## Exercise description
In the records that follow, locate every line with "South" and extract it.

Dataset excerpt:
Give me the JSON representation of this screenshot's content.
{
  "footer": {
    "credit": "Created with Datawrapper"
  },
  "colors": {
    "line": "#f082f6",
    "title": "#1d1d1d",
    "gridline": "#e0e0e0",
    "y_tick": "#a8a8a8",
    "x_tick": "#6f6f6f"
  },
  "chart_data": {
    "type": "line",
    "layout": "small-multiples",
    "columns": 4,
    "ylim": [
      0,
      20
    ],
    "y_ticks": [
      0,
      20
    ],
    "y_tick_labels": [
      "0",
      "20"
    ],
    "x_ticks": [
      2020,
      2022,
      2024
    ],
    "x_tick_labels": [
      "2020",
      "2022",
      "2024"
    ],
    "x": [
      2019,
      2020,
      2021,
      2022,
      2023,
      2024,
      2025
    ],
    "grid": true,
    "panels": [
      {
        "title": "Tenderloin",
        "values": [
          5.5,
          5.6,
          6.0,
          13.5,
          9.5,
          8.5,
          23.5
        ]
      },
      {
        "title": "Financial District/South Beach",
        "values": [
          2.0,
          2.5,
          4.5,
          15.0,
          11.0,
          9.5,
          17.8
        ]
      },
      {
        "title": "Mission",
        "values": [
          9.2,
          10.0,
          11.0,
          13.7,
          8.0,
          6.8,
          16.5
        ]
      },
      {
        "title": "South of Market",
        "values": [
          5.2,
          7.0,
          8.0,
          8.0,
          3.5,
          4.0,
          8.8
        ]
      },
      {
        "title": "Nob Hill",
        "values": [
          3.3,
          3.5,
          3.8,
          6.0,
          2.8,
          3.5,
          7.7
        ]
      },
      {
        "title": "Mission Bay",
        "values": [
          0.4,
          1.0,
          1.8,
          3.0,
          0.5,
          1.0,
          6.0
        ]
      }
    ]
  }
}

## Answer below
        "title": "Financial District/South Beach",
        "title": "South of Market",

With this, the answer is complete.